* [Short exercise]: Report how many lines contain the word "panel"; answer with the number only.

* [Source material]:
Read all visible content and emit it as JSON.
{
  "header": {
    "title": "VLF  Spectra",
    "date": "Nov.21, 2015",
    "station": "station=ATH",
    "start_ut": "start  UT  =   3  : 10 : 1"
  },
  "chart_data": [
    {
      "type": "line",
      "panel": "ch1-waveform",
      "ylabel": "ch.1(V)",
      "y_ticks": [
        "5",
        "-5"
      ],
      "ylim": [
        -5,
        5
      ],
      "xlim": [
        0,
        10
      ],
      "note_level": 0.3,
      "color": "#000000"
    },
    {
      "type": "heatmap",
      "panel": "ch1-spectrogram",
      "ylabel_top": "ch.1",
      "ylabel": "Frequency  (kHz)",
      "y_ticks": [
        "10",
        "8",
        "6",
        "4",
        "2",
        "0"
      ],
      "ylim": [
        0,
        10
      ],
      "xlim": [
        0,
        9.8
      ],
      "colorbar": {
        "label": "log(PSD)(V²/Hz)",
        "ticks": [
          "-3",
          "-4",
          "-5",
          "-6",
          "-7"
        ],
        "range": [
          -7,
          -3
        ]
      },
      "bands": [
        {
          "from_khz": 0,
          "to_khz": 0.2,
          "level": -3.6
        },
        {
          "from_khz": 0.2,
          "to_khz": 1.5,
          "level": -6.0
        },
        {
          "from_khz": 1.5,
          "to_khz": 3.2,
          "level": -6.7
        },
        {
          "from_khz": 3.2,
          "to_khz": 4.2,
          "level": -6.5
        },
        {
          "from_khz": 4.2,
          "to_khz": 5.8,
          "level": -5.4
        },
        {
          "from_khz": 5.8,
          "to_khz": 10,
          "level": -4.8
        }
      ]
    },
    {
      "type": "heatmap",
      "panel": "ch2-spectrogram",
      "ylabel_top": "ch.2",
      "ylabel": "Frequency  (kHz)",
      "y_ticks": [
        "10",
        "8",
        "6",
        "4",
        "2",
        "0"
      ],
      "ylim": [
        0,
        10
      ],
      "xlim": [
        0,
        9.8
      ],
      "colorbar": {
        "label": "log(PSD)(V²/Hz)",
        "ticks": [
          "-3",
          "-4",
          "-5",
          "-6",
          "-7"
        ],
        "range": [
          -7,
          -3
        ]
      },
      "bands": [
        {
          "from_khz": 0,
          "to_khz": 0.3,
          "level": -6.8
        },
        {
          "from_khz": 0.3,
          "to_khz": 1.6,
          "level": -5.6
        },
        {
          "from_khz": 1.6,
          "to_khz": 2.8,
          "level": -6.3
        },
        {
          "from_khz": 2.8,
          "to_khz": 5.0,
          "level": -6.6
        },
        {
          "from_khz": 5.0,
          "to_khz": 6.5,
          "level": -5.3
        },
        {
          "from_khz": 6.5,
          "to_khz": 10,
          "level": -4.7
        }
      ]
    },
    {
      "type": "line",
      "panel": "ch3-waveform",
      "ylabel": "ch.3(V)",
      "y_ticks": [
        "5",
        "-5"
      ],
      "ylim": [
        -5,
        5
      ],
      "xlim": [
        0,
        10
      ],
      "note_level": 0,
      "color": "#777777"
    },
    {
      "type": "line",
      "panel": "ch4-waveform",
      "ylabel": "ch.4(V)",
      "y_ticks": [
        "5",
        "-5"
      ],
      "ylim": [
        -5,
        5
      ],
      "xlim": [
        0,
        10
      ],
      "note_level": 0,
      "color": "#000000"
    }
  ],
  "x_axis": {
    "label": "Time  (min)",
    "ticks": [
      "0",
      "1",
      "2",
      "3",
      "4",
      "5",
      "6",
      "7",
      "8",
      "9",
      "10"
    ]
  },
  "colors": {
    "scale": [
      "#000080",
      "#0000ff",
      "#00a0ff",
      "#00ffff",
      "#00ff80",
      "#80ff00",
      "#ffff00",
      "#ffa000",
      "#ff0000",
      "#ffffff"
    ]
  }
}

* [Finished task]: 5